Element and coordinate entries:
────────

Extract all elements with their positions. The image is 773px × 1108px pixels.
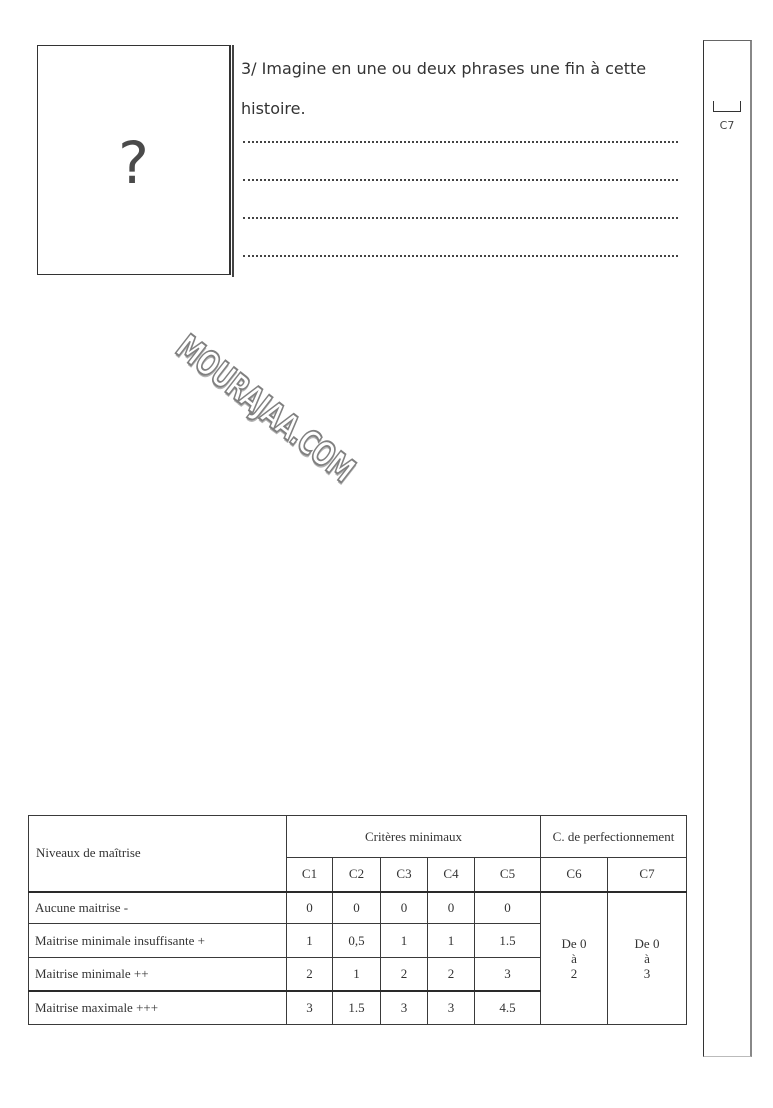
score-cell: 3	[287, 991, 333, 1025]
column-header-c3: C3	[381, 858, 428, 892]
c6-range-to: 2	[541, 966, 607, 981]
image-placeholder: ?	[37, 45, 231, 275]
c6-range-from: De 0	[541, 936, 607, 951]
score-cell: 0	[333, 892, 381, 924]
minimal-criteria-header: Critères minimaux	[287, 816, 541, 858]
score-cell: 3	[381, 991, 428, 1025]
score-cell: 0	[428, 892, 475, 924]
question-block: 3/ Imagine en une ou deux phrases une fi…	[232, 45, 692, 277]
score-cell: 0	[381, 892, 428, 924]
c7-range-from: De 0	[608, 936, 686, 951]
column-header-c7: C7	[608, 858, 687, 892]
score-cell: 1.5	[333, 991, 381, 1025]
column-header-c1: C1	[287, 858, 333, 892]
score-cell: 1	[333, 958, 381, 991]
column-header-c5: C5	[475, 858, 541, 892]
level-label: Maitrise minimale insuffisante +	[29, 924, 287, 958]
column-header-c6: C6	[541, 858, 608, 892]
score-cell: 1	[428, 924, 475, 958]
c6-range-cell: De 0 à 2	[541, 892, 608, 1025]
score-cell: 2	[428, 958, 475, 991]
score-cell: 0	[475, 892, 541, 924]
score-cell: 0	[287, 892, 333, 924]
question-mark-icon: ?	[38, 134, 229, 192]
watermark: MOURAJAA.COM	[168, 327, 351, 483]
score-box[interactable]	[713, 101, 741, 112]
score-cell: 2	[287, 958, 333, 991]
score-cell: 1.5	[475, 924, 541, 958]
answer-line[interactable]	[243, 255, 678, 257]
question-text: 3/ Imagine en une ou deux phrases une fi…	[241, 49, 691, 129]
column-header-c4: C4	[428, 858, 475, 892]
level-label: Maitrise minimale ++	[29, 958, 287, 991]
score-cell: 0,5	[333, 924, 381, 958]
score-label: C7	[704, 119, 750, 132]
answer-line[interactable]	[243, 141, 678, 143]
c7-range-word: à	[608, 951, 686, 966]
grading-table: Niveaux de maîtrise Critères minimaux C.…	[28, 815, 687, 1025]
score-cell: 3	[428, 991, 475, 1025]
c6-range-word: à	[541, 951, 607, 966]
perfection-criteria-header: C. de perfectionnement	[541, 816, 687, 858]
answer-line[interactable]	[243, 217, 678, 219]
c7-range-to: 3	[608, 966, 686, 981]
score-cell: 2	[381, 958, 428, 991]
level-header: Niveaux de maîtrise	[29, 816, 287, 892]
answer-line[interactable]	[243, 179, 678, 181]
score-margin-column: C7	[703, 40, 752, 1057]
score-cell: 4.5	[475, 991, 541, 1025]
c7-range-cell: De 0 à 3	[608, 892, 687, 1025]
score-cell: 1	[381, 924, 428, 958]
level-label: Aucune maitrise -	[29, 892, 287, 924]
column-header-c2: C2	[333, 858, 381, 892]
score-cell: 1	[287, 924, 333, 958]
level-label: Maitrise maximale +++	[29, 991, 287, 1025]
score-cell: 3	[475, 958, 541, 991]
table-row: Aucune maitrise - 0 0 0 0 0 De 0 à 2 De …	[29, 892, 687, 924]
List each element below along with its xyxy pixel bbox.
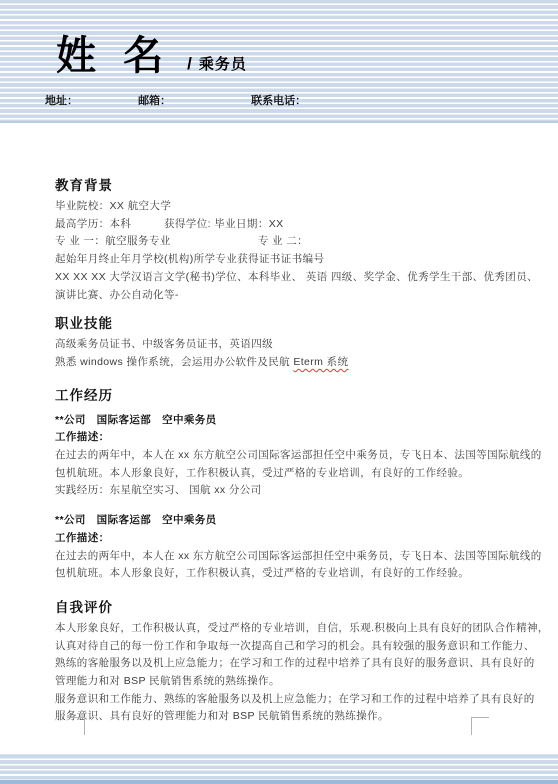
bold-text-line: 工作描述： xyxy=(55,429,530,447)
text-line: 高级乘务员证书、中级客务员证书，英语四级 xyxy=(55,336,530,354)
text-line: 在过去的两年中，本人在 xx 东方航空公司国际客运部担任空中乘务员，专飞日本、法… xyxy=(55,548,530,566)
text-line: 管理能力和对 BSP 民航销售系统的熟练操作。 xyxy=(55,673,530,691)
section: 工作经历**公司 国际客运部 空中乘务员工作描述：在过去的两年中，本人在 xx … xyxy=(55,387,530,583)
text-line: 服务意识、具有良好的管理能力和对 BSP 民航销售系统的熟练操作。 xyxy=(55,708,530,726)
bold-text-line: 工作描述： xyxy=(55,530,530,548)
slash-separator: / xyxy=(187,54,192,74)
bold-text-line: **公司 国际客运部 空中乘务员 xyxy=(55,412,530,430)
footer-stripes-banner xyxy=(0,754,558,784)
contact-email-label: 邮箱： xyxy=(138,92,248,108)
text-line: 本人形象良好，工作积极认真，受过严格的专业培训，自信，乐观.积极向上具有良好的团… xyxy=(55,620,530,638)
text-line: 毕业院校：XX 航空大学 xyxy=(55,198,530,216)
bold-text-line: **公司 国际客运部 空中乘务员 xyxy=(55,512,530,530)
section: 教育背景毕业院校：XX 航空大学最高学历：本科 获得学位: 毕业日期：XX专 业… xyxy=(55,177,530,304)
role-wrap: / 乘务员 xyxy=(187,53,247,74)
job-title: 乘务员 xyxy=(199,53,247,74)
resume-sections: 教育背景毕业院校：XX 航空大学最高学历：本科 获得学位: 毕业日期：XX专 业… xyxy=(55,177,530,726)
text-line: 包机航班。本人形象良好，工作积极认真，受过严格的专业培训，有良好的工作经验。 xyxy=(55,565,530,583)
header-name-row: 姓 名 / 乘务员 xyxy=(56,36,247,76)
text-line: 在过去的两年中，本人在 xx 东方航空公司国际客运部担任空中乘务员，专飞日本、法… xyxy=(55,447,530,465)
section-heading: 教育背景 xyxy=(55,177,530,195)
resume-document-page: 姓 名 / 乘务员 地址： 邮箱： 联系电话： 教育背景毕业院校：XX 航空大学… xyxy=(0,0,558,784)
contact-address-label: 地址： xyxy=(45,92,135,108)
text-line: 熟练的客舱服务以及机上应急能力；在学习和工作的过程中培养了具有良好的服务意识、具… xyxy=(55,655,530,673)
text-boundary-mark-left xyxy=(67,717,85,735)
section: 职业技能高级乘务员证书、中级客务员证书，英语四级熟悉 windows 操作系统，… xyxy=(55,315,530,371)
text-line: 最高学历：本科 获得学位: 毕业日期：XX xyxy=(55,216,530,234)
text-line: 起始年月终止年月学校(机构)所学专业获得证书证书编号 xyxy=(55,251,530,269)
text-line: 认真对待自己的每一份工作和争取每一次提高自己和学习的机会。具有较强的服务意识和工… xyxy=(55,638,530,656)
text-line: 熟悉 windows 操作系统，会运用办公软件及民航 Eterm 系统 xyxy=(55,354,530,372)
text-line: 包机航班。本人形象良好，工作积极认真，受过严格的专业培训，有良好的工作经验。 xyxy=(55,465,530,483)
section-heading: 自我评价 xyxy=(55,599,530,617)
text-line: 专 业 一：航空服务专业 专 业 二： xyxy=(55,233,530,251)
candidate-name: 姓 名 xyxy=(56,36,171,76)
contact-row: 地址： 邮箱： 联系电话： xyxy=(45,92,306,108)
text-line: 演讲比赛、办公自动化等- xyxy=(55,287,530,305)
text-boundary-mark-right xyxy=(471,717,489,735)
section: 自我评价本人形象良好，工作积极认真，受过严格的专业培训，自信，乐观.积极向上具有… xyxy=(55,599,530,726)
text-line: 实践经历：东星航空实习、 国航 xx 分公司 xyxy=(55,482,530,500)
text-line: XX XX XX 大学汉语言文学(秘书)学位、本科毕业、 英语 四级、奖学金、优… xyxy=(55,269,530,287)
spellcheck-underlined-text: Eterm 系统 xyxy=(293,356,348,368)
section-heading: 职业技能 xyxy=(55,315,530,333)
contact-phone-label: 联系电话： xyxy=(251,92,306,108)
section-heading: 工作经历 xyxy=(55,387,530,405)
text-line: 服务意识和工作能力、熟练的客舱服务以及机上应急能力；在学习和工作的过程中培养了具… xyxy=(55,691,530,709)
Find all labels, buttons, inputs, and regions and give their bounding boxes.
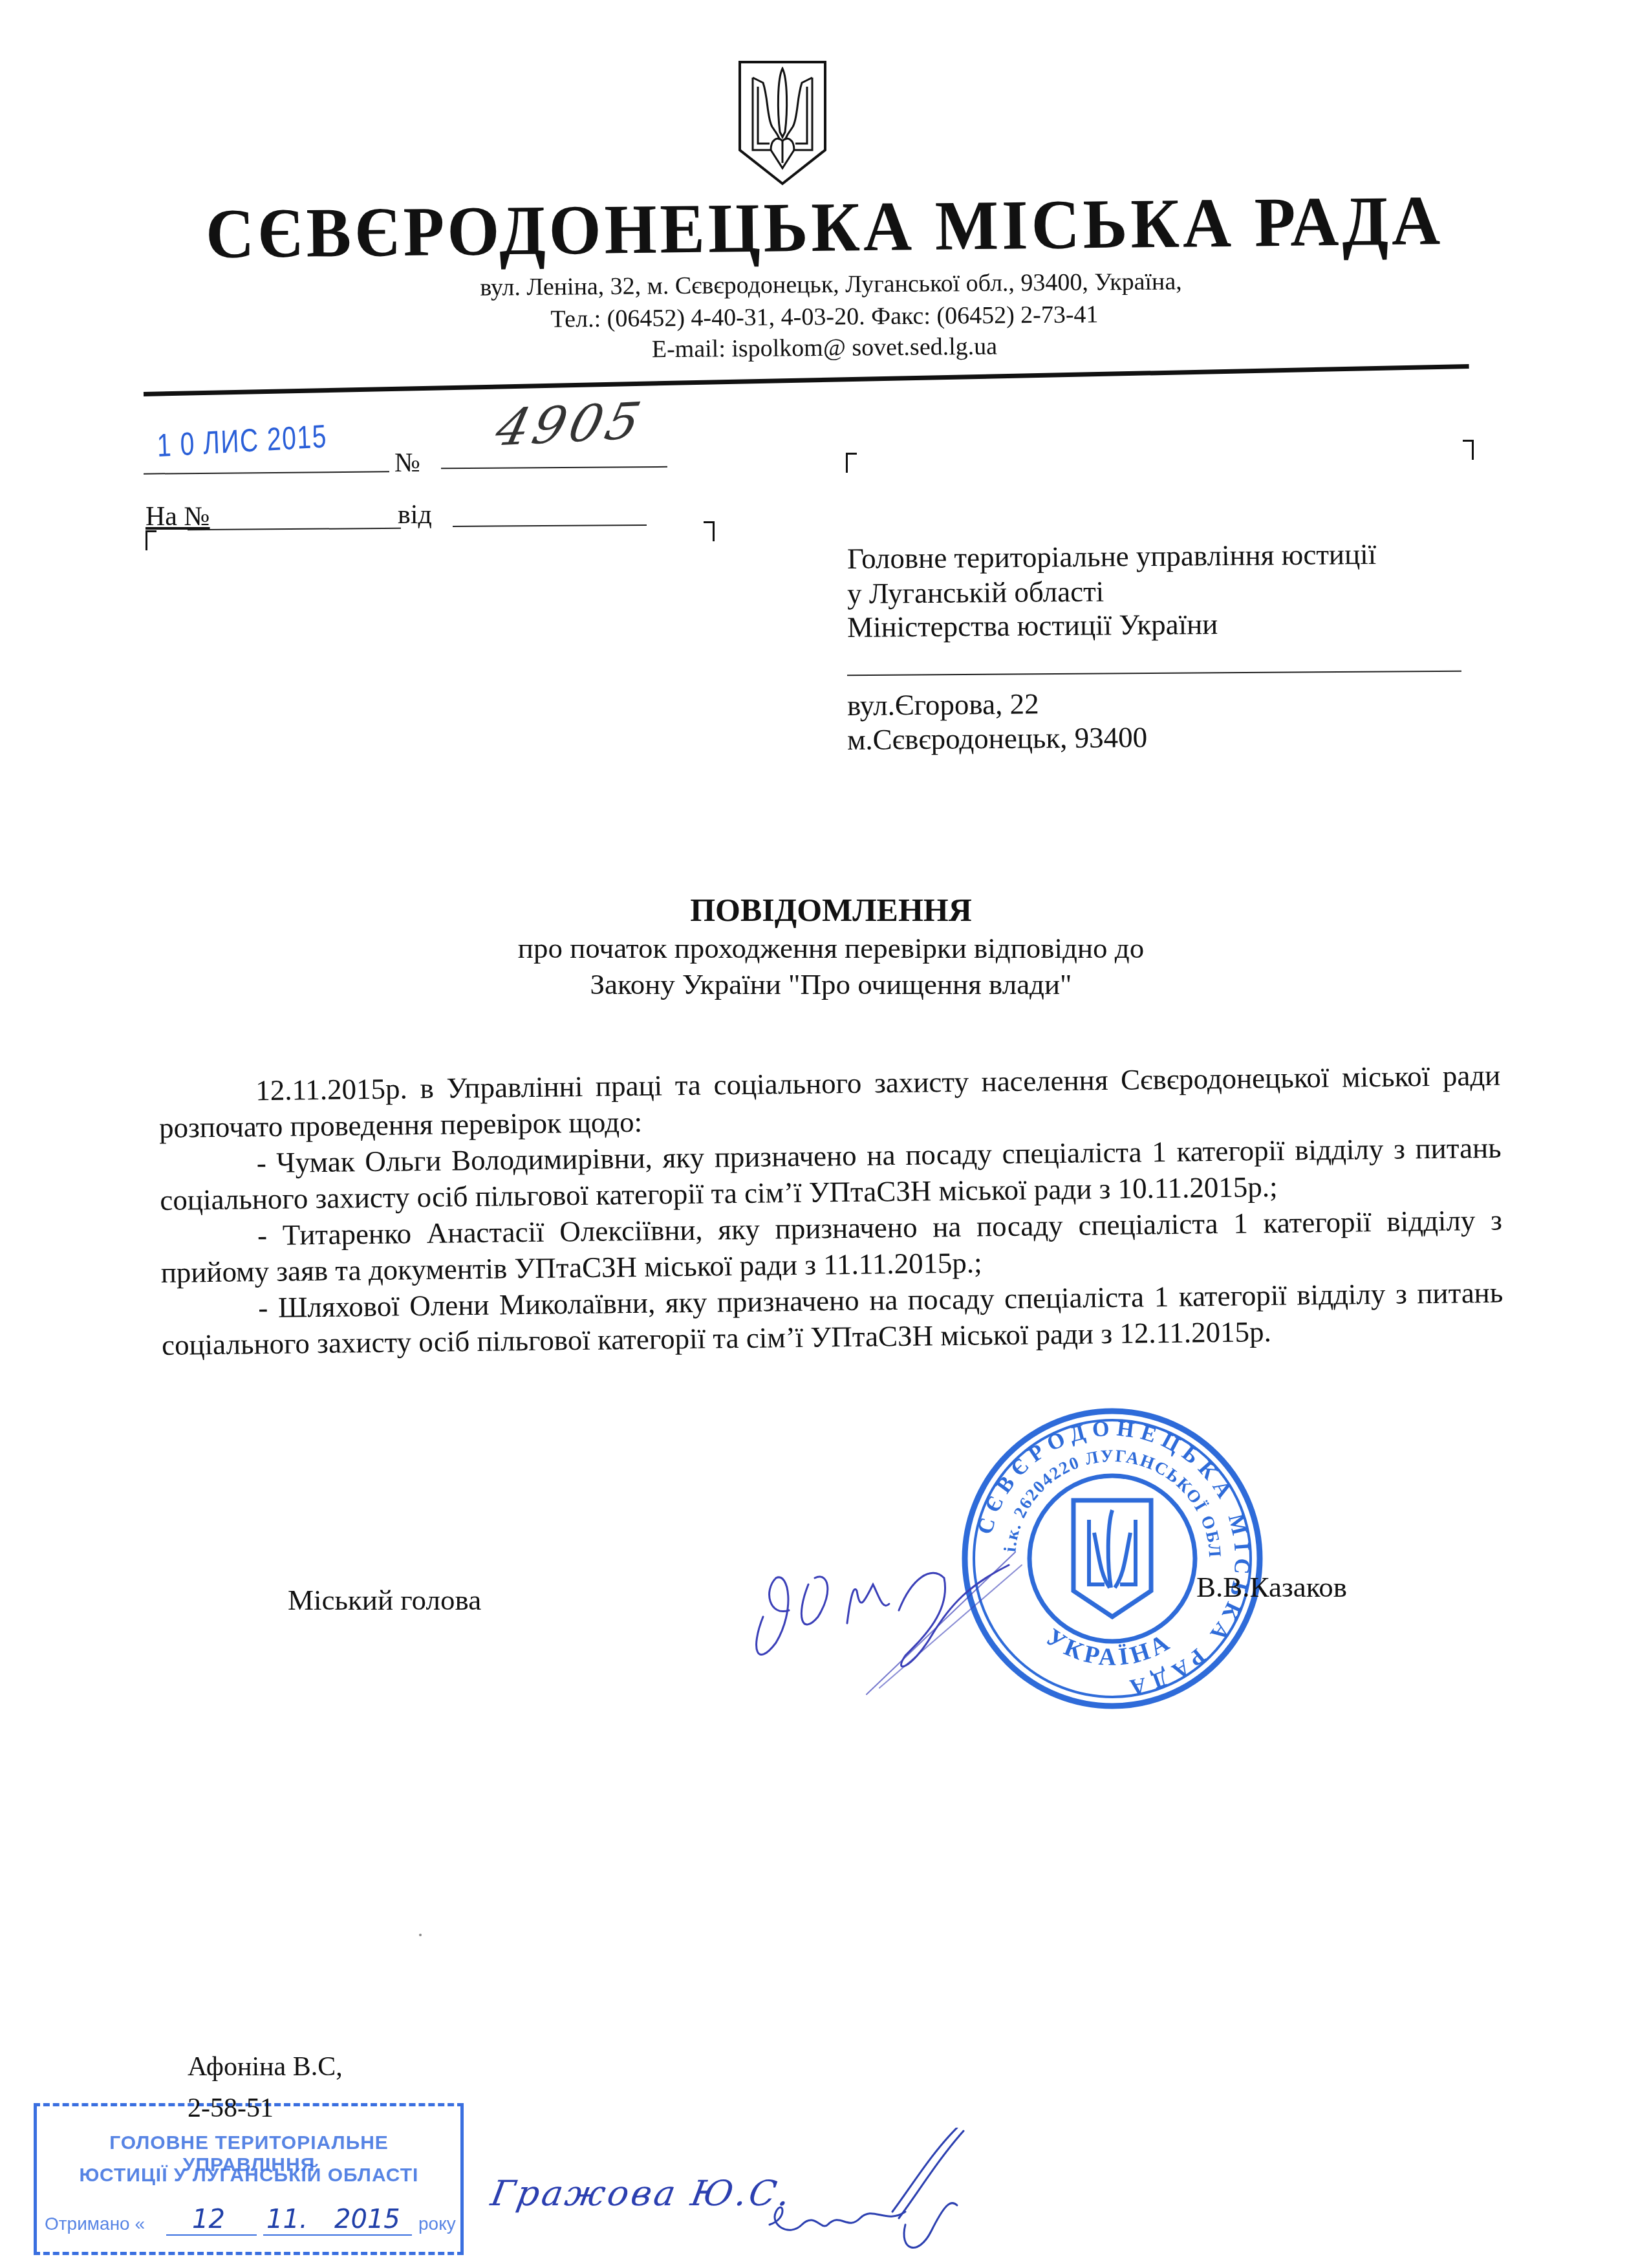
document-subtitle: про початок проходження перевірки відпов… — [0, 931, 1649, 965]
handwritten-signature — [737, 1539, 1035, 1701]
reference-number-underline — [188, 528, 401, 530]
corner-bracket — [846, 453, 857, 473]
received-year: 2015 — [334, 2205, 400, 2234]
received-stamp: ГОЛОВНЕ ТЕРИТОРІАЛЬНЕ УПРАВЛІННЯ ЮСТИЦІЇ… — [34, 2103, 464, 2255]
document-title: ПОВІДОМЛЕННЯ — [0, 891, 1649, 929]
number-underline — [441, 466, 667, 469]
header-divider — [144, 364, 1469, 396]
recipient-street: вул.Єгорова, 22 — [847, 687, 1039, 722]
trident-coat-of-arms-icon — [737, 59, 828, 186]
corner-bracket — [704, 521, 715, 541]
reference-number-label: На № — [146, 501, 210, 532]
received-month-year-underline — [263, 2234, 412, 2236]
body-item: - Шляхової Олени Миколаївни, яку признач… — [161, 1275, 1503, 1363]
received-label: Отримано « — [45, 2214, 145, 2234]
recipient-line: Міністерства юстиції України — [847, 607, 1218, 644]
recipient-line: у Луганській області — [847, 575, 1105, 610]
recipient-divider — [847, 671, 1461, 676]
received-month: 11. — [266, 2205, 308, 2234]
received-by-handwritten: Гражова Ю.С. — [488, 2173, 795, 2214]
received-day: 12 — [192, 2205, 225, 2234]
date-underline — [144, 471, 389, 474]
signer-name: В.В.Казаков — [1196, 1570, 1347, 1604]
received-by-signature — [763, 2128, 1035, 2268]
corner-bracket — [1463, 440, 1474, 460]
outgoing-date-stamp: 1 0 ЛИС 2015 — [156, 417, 328, 464]
recipient-city: м.Сєвєродонецьк, 93400 — [847, 720, 1148, 757]
executor-name: Афоніна В.С, — [188, 2051, 343, 2082]
reference-date-label: від — [398, 499, 432, 530]
reference-date-underline — [453, 524, 647, 527]
corner-bracket — [146, 530, 156, 550]
organization-name: СЄВЄРОДОНЕЦЬКА МІСЬКА РАДА — [0, 178, 1649, 277]
signer-title: Міський голова — [288, 1583, 481, 1617]
document-body: 12.11.2015р. в Управлінні праці та соціа… — [158, 1057, 1503, 1363]
executor-phone: 2-58-51 — [188, 2093, 274, 2124]
registration-number: 4905 — [490, 392, 650, 458]
scan-artifact — [419, 1934, 422, 1936]
document-subtitle: Закону України "Про очищення влади" — [0, 967, 1649, 1001]
recipient-line: Головне територіальне управління юстиції — [847, 537, 1377, 576]
number-label: № — [394, 448, 420, 479]
received-year-suffix: року — [418, 2214, 456, 2234]
received-day-underline — [166, 2234, 257, 2236]
received-stamp-org-line: ЮСТИЦІЇ У ЛУГАНСЬКІЙ ОБЛАСТІ — [42, 2165, 456, 2187]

────────

Exercise brief | Could you rewrite the entries starting at the line that contains "991, 333, 1025]" and ending at the line that contains "grading-table: Niveaux de", replacing "score-cell" with "grade-cell" and keeping everything else the same?

Output |
grade-cell: 3	[287, 991, 333, 1025]
column-header-c3: C3	[381, 858, 428, 892]
c6-range-to: 2	[541, 966, 607, 981]
image-placeholder: ?	[37, 45, 231, 275]
c6-range-from: De 0	[541, 936, 607, 951]
grade-cell: 0	[333, 892, 381, 924]
minimal-criteria-header: Critères minimaux	[287, 816, 541, 858]
grade-cell: 3	[381, 991, 428, 1025]
grade-cell: 0	[428, 892, 475, 924]
question-block: 3/ Imagine en une ou deux phrases une fi…	[232, 45, 692, 277]
grade-cell: 0	[381, 892, 428, 924]
c7-range-from: De 0	[608, 936, 686, 951]
column-header-c7: C7	[608, 858, 687, 892]
grade-cell: 1.5	[333, 991, 381, 1025]
column-header-c1: C1	[287, 858, 333, 892]
grade-cell: 1	[333, 958, 381, 991]
column-header-c5: C5	[475, 858, 541, 892]
level-label: Maitrise minimale insuffisante +	[29, 924, 287, 958]
column-header-c6: C6	[541, 858, 608, 892]
grade-cell: 1	[428, 924, 475, 958]
c6-range-cell: De 0 à 2	[541, 892, 608, 1025]
grade-cell: 2	[428, 958, 475, 991]
grade-cell: 0	[475, 892, 541, 924]
grade-cell: 0	[287, 892, 333, 924]
question-mark-icon: ?	[38, 134, 229, 192]
watermark: MOURAJAA.COM	[168, 327, 351, 483]
score-box[interactable]	[713, 101, 741, 112]
grade-cell: 2	[287, 958, 333, 991]
grade-cell: 1.5	[475, 924, 541, 958]
answer-line[interactable]	[243, 255, 678, 257]
question-text: 3/ Imagine en une ou deux phrases une fi…	[241, 49, 691, 129]
column-header-c4: C4	[428, 858, 475, 892]
level-label: Maitrise minimale ++	[29, 958, 287, 991]
grade-cell: 0,5	[333, 924, 381, 958]
score-label: C7	[704, 119, 750, 132]
answer-line[interactable]	[243, 141, 678, 143]
c7-range-word: à	[608, 951, 686, 966]
grading-table: Niveaux de maîtrise Critères minimaux C.…	[28, 815, 687, 1025]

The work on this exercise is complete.